RECORDED DATA:
_____
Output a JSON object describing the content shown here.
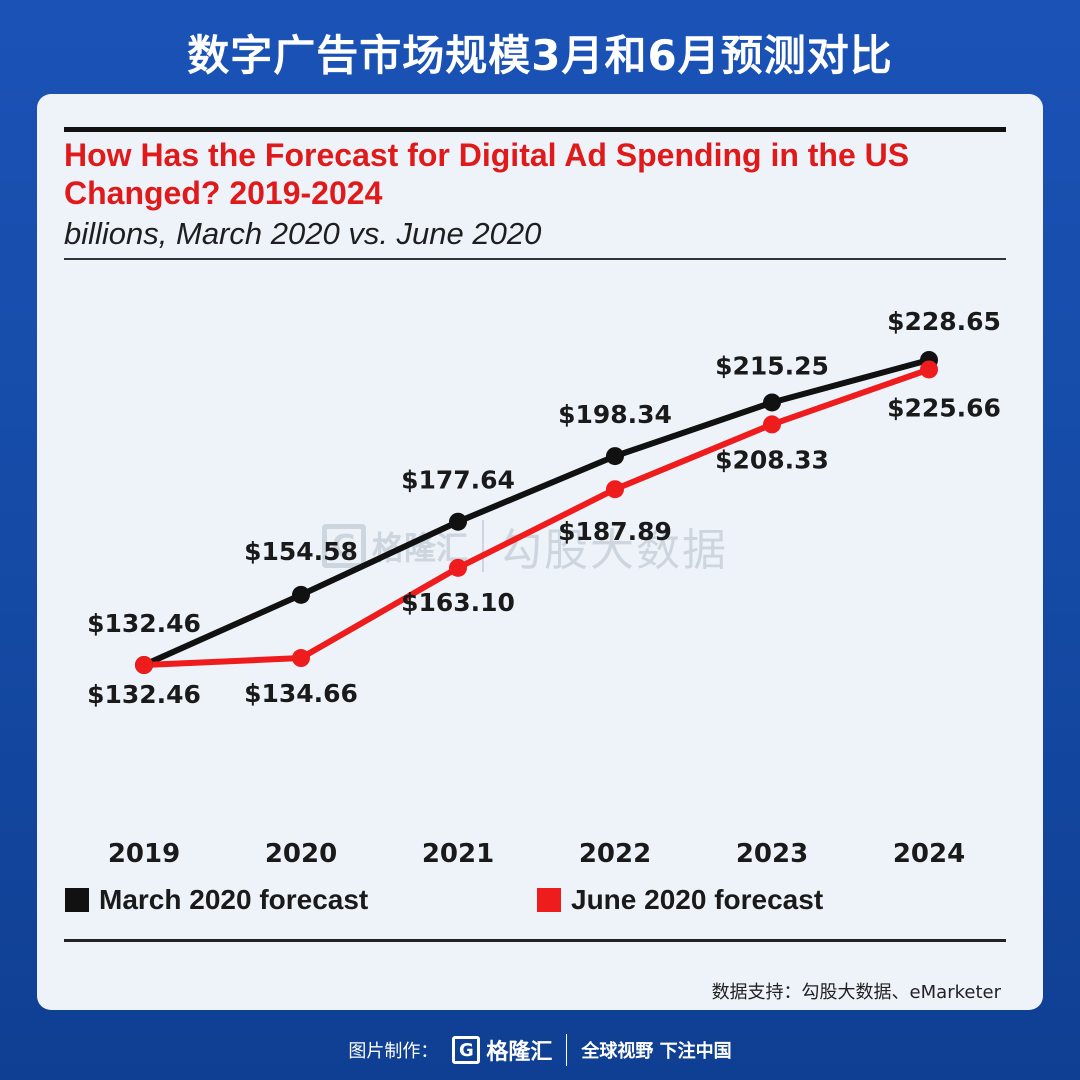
{
  "banner": {
    "title": "数字广告市场规模3月和6月预测对比"
  },
  "watermark": {
    "logo_letter": "G",
    "brand": "格隆汇",
    "text": "勾股大数据"
  },
  "legend": {
    "march_label": "March 2020 forecast",
    "june_label": "June 2020 forecast"
  },
  "source": "数据支持：勾股大数据、eMarketer",
  "footer": {
    "label": "图片制作：",
    "logo_letter": "G",
    "brand": "格隆汇",
    "slogan": "全球视野 下注中国"
  },
  "colors": {
    "march": "#111111",
    "june": "#ee1c1c",
    "title": "#e01a1a"
  },
  "chart_data": {
    "type": "line",
    "title": "How Has the Forecast for Digital Ad Spending in the US Changed? 2019-2024",
    "subtitle": "billions, March 2020 vs. June 2020",
    "categories": [
      "2019",
      "2020",
      "2021",
      "2022",
      "2023",
      "2024"
    ],
    "series": [
      {
        "name": "March 2020 forecast",
        "values": [
          132.46,
          154.58,
          177.64,
          198.34,
          215.25,
          228.65
        ],
        "labels": [
          "$132.46",
          "$154.58",
          "$177.64",
          "$198.34",
          "$215.25",
          "$228.65"
        ]
      },
      {
        "name": "June 2020 forecast",
        "values": [
          132.46,
          134.66,
          163.1,
          187.89,
          208.33,
          225.66
        ],
        "labels": [
          "$132.46",
          "$134.66",
          "$163.10",
          "$187.89",
          "$208.33",
          "$225.66"
        ]
      }
    ],
    "ylim": [
      100,
      240
    ],
    "grid": false,
    "legend_position": "bottom"
  }
}
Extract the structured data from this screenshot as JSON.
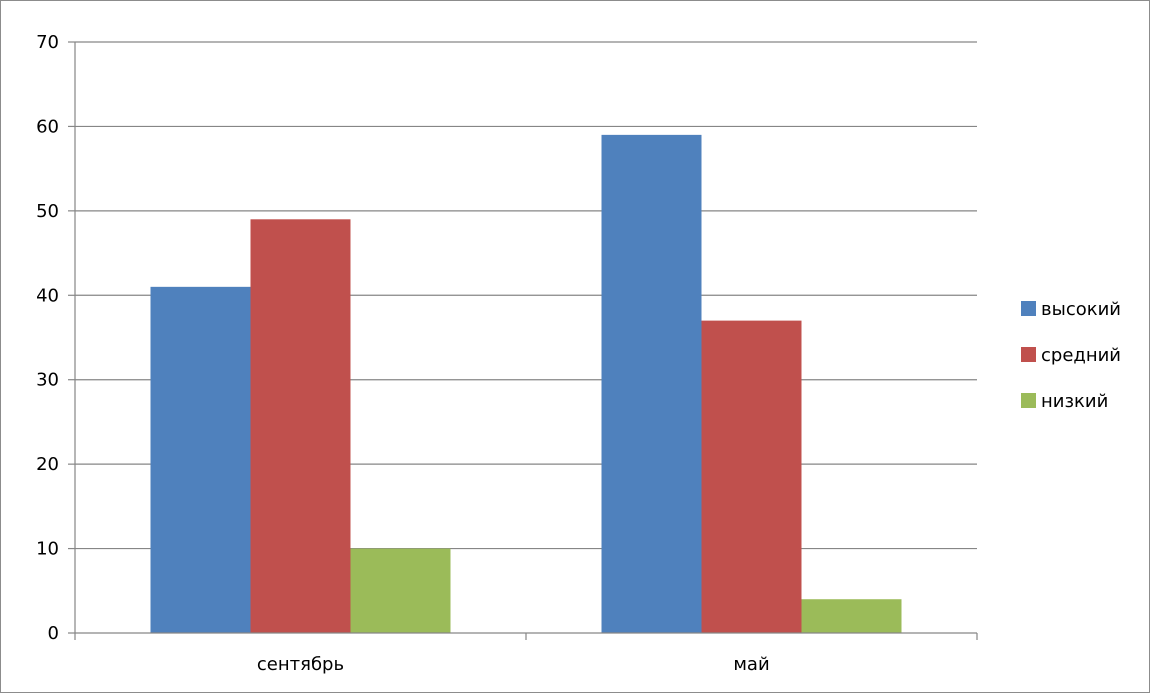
_____
SET TASK:
Isolate the lines above that contain the word "name" and copy them.

RESULT FOR THIS TASK:
        "name": "March 2020 forecast",
        "name": "June 2020 forecast",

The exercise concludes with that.